(Task instructions)
Quote each record exactly, please, leaving none out.

(Records supplied)
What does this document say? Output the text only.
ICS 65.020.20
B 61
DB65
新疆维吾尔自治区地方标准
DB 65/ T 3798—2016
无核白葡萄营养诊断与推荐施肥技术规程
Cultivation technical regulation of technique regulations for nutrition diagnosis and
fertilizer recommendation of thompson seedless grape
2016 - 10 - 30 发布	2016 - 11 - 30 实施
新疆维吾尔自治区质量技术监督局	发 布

(Reply to the exercise)
What does this document say? Output the text only.
ICS 65.020.20
B 61
DB65
新疆维吾尔自治区地方标准
DB 65/ T 3798—2016
无核白葡萄营养诊断与推荐施肥技术规程
Cultivation technical regulation of technique regulations for nutrition diagnosis and
fertilizer recommendation of thompson seedless grape
2016 - 10 - 30 发布	2016 - 11 - 30 实施
新疆维吾尔自治区质量技术监督局	发 布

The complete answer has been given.